* WHAT YOU SHOULD DO: Output the material exactly, but drop every image it holds.

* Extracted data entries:
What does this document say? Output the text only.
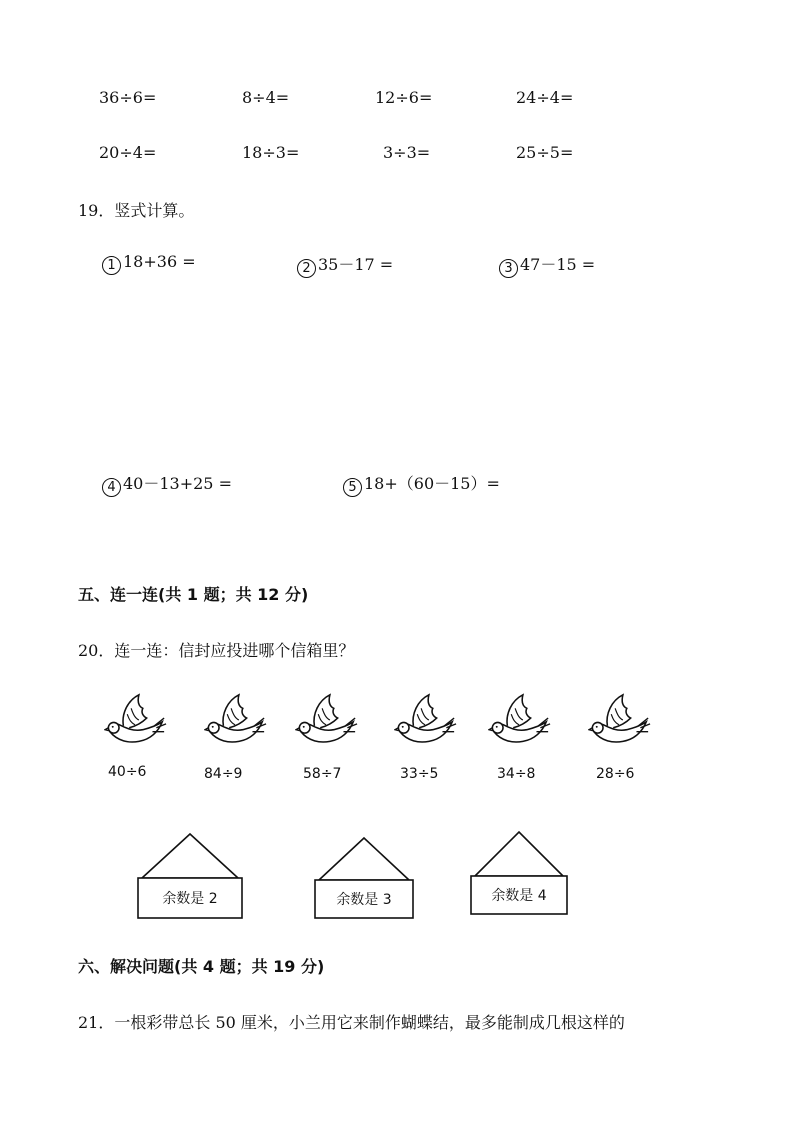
36÷6=	8÷4=	12÷6=	24÷4=
20÷4=	18÷3=	3÷3=	25÷5=
19．竖式计算。
1 18+36 =	2 35－17 =	3 47－15 =
4 40－13+25 =	5 18+（60－15）=
五、连一连(共 1 题；共 12 分)
20．连一连：信封应投进哪个信箱里？
40÷6	84÷9	58÷7	33÷5	34÷8	28÷6
余数是 2	余数是 3	余数是 4
六、解决问题(共 4 题；共 19 分)
21．一根彩带总长 50 厘米，小兰用它来制作蝴蝶结，最多能制成几根这样的
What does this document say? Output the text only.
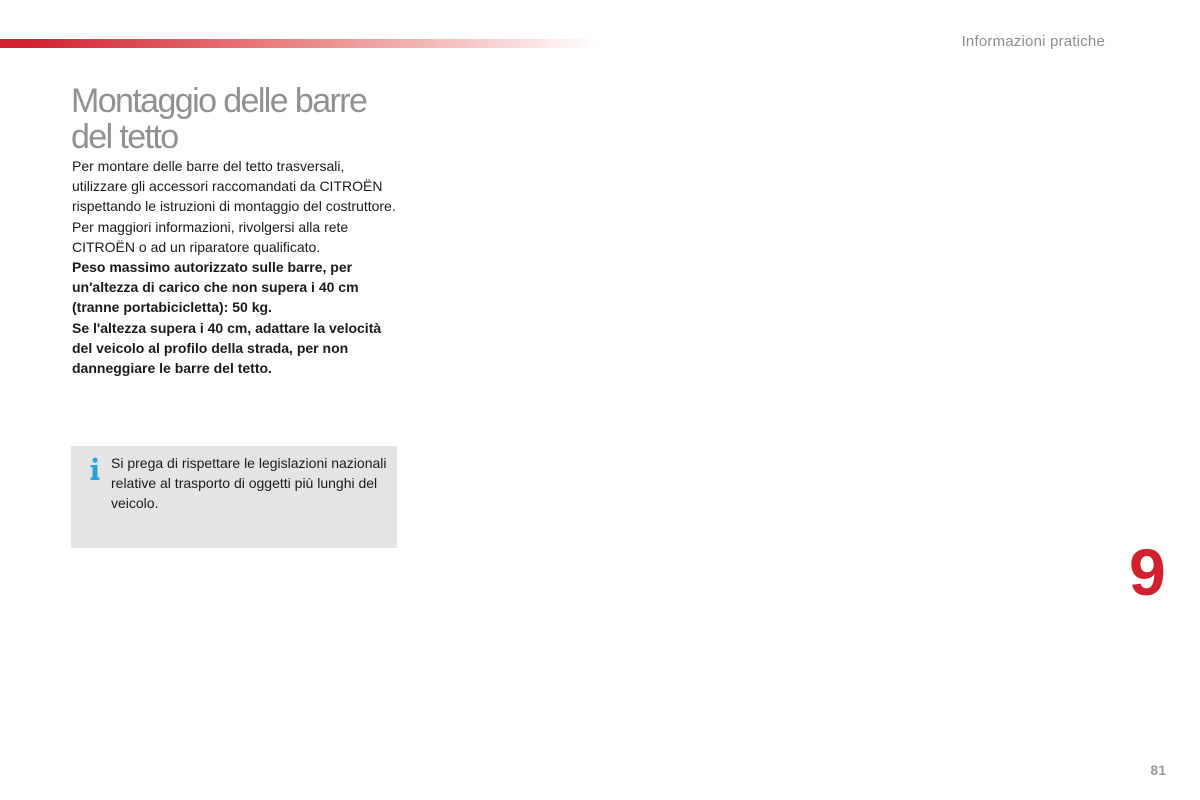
Informazioni pratiche
Montaggio delle barre del tetto

Per montare delle barre del tetto trasversali, utilizzare gli accessori raccomandati da CITROËN rispettando le istruzioni di montaggio del costruttore.

Per maggiori informazioni, rivolgersi alla rete CITROËN o ad un riparatore qualificato.

Peso massimo autorizzato sulle barre, per un'altezza di carico che non supera i 40 cm (tranne portabicicletta): 50 kg.

Se l'altezza supera i 40 cm, adattare la velocità del veicolo al profilo della strada, per non danneggiare le barre del tetto.

Si prega di rispettare le legislazioni nazionali relative al trasporto di oggetti più lunghi del veicolo.
9
81
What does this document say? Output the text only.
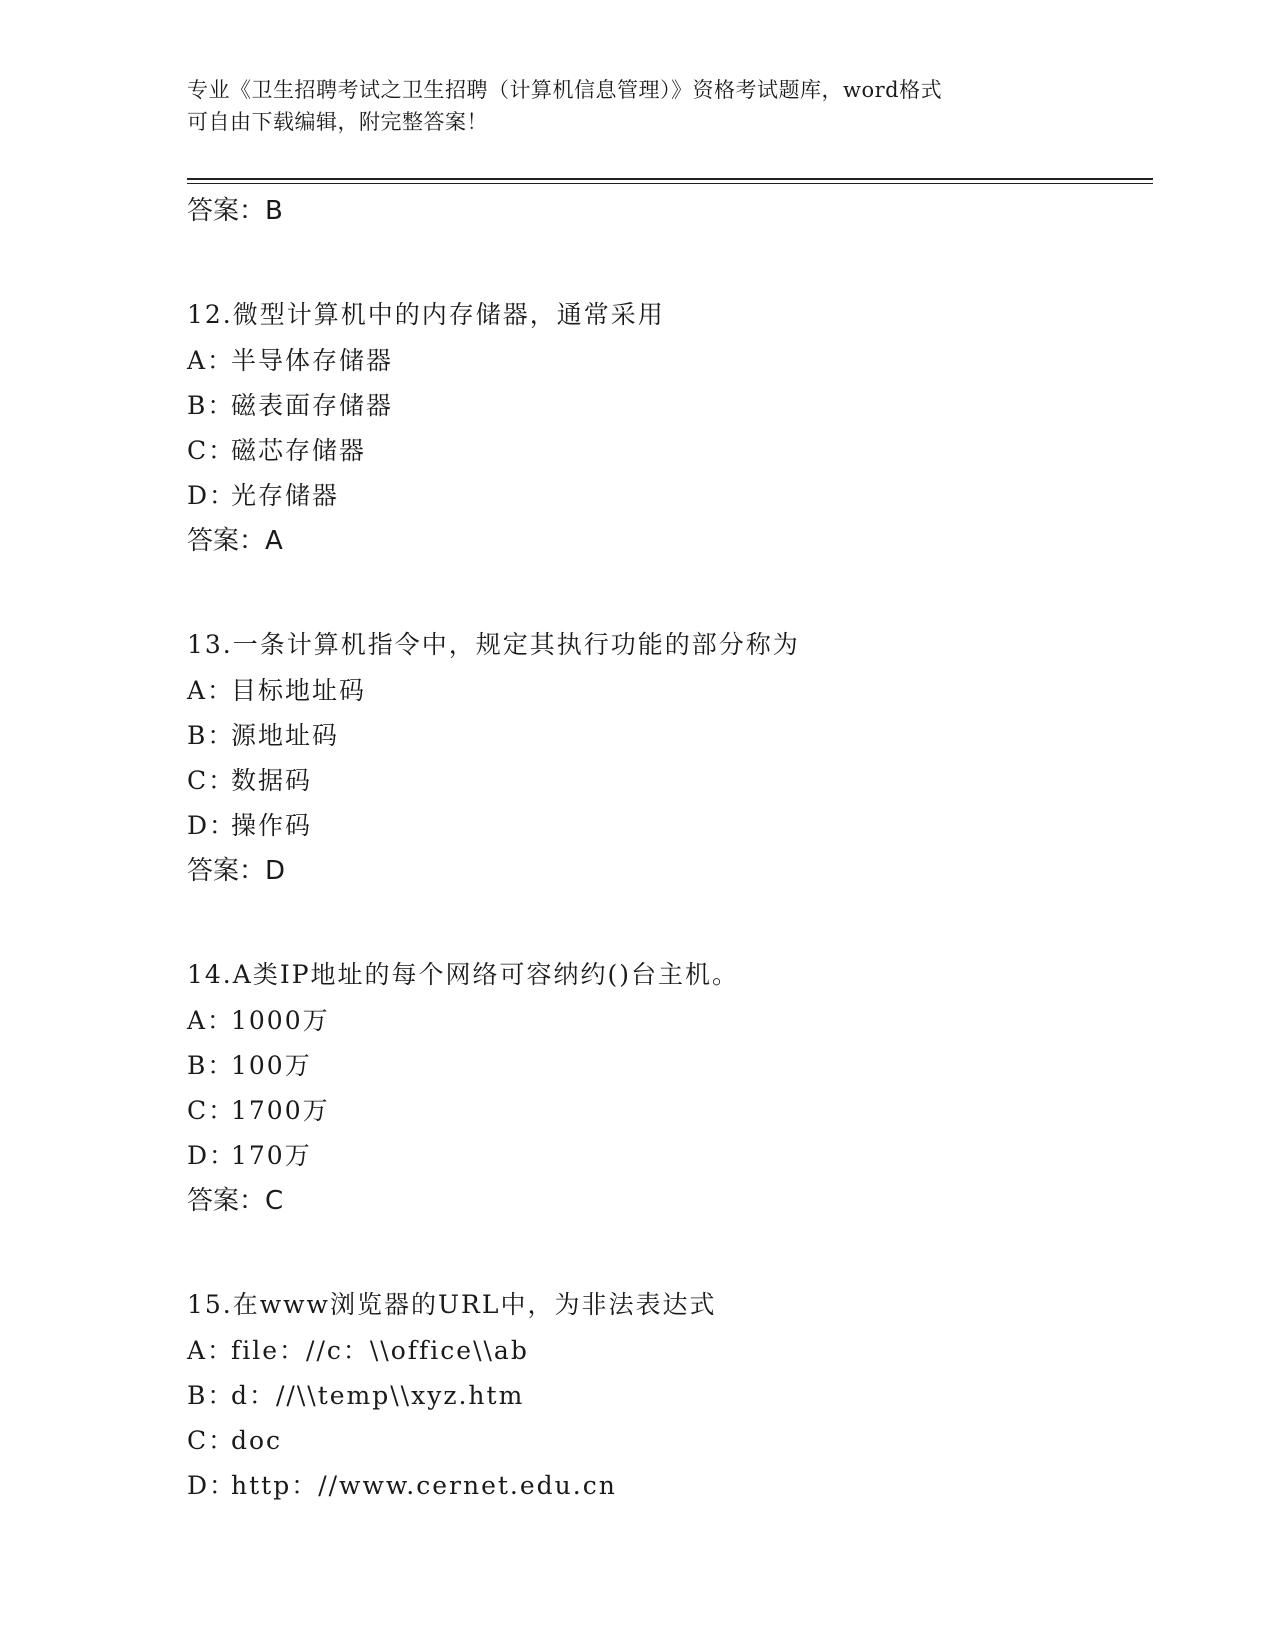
专业《卫生招聘考试之卫生招聘（计算机信息管理）》资格考试题库，word格式
可自由下载编辑，附完整答案！
答案：B
12.微型计算机中的内存储器，通常采用
A：半导体存储器
B：磁表面存储器
C：磁芯存储器
D：光存储器
答案：A
13.一条计算机指令中，规定其执行功能的部分称为
A：目标地址码
B：源地址码
C：数据码
D：操作码
答案：D
14.A类IP地址的每个网络可容纳约()台主机。
A：1000万
B：100万
C：1700万
D：170万
答案：C
15.在www浏览器的URL中，为非法表达式
A：file：//c：\\office\\ab
B：d：//\\temp\\xyz.htm
C：doc
D：http：//www.cernet.edu.cn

* ANSWER IN FULL:
What does this document say? Output the text only.
36÷6=	8÷4=	12÷6=	24÷4=
20÷4=	18÷3=	3÷3=	25÷5=
19．竖式计算。
1 18+36 =	2 35－17 =	3 47－15 =
4 40－13+25 =	5 18+（60－15）=
五、连一连(共 1 题；共 12 分)
20．连一连：信封应投进哪个信箱里？
40÷6	84÷9	58÷7	33÷5	34÷8	28÷6
余数是 2	余数是 3	余数是 4
六、解决问题(共 4 题；共 19 分)
21．一根彩带总长 50 厘米，小兰用它来制作蝴蝶结，最多能制成几根这样的
What does this document say? Output the text only.
Informazioni pratiche
Montaggio delle barre del tetto

Per montare delle barre del tetto trasversali, utilizzare gli accessori raccomandati da CITROËN rispettando le istruzioni di montaggio del costruttore.

Per maggiori informazioni, rivolgersi alla rete CITROËN o ad un riparatore qualificato.

Peso massimo autorizzato sulle barre, per un'altezza di carico che non supera i 40 cm (tranne portabicicletta): 50 kg.

Se l'altezza supera i 40 cm, adattare la velocità del veicolo al profilo della strada, per non danneggiare le barre del tetto.

Si prega di rispettare le legislazioni nazionali relative al trasporto di oggetti più lunghi del veicolo.
9
81
What does this document say? Output the text only.
专业《卫生招聘考试之卫生招聘（计算机信息管理）》资格考试题库，word格式
可自由下载编辑，附完整答案！
答案：B
12.微型计算机中的内存储器，通常采用
A：半导体存储器
B：磁表面存储器
C：磁芯存储器
D：光存储器
答案：A
13.一条计算机指令中，规定其执行功能的部分称为
A：目标地址码
B：源地址码
C：数据码
D：操作码
答案：D
14.A类IP地址的每个网络可容纳约()台主机。
A：1000万
B：100万
C：1700万
D：170万
答案：C
15.在www浏览器的URL中，为非法表达式
A：file：//c：\\office\\ab
B：d：//\\temp\\xyz.htm
C：doc
D：http：//www.cernet.edu.cn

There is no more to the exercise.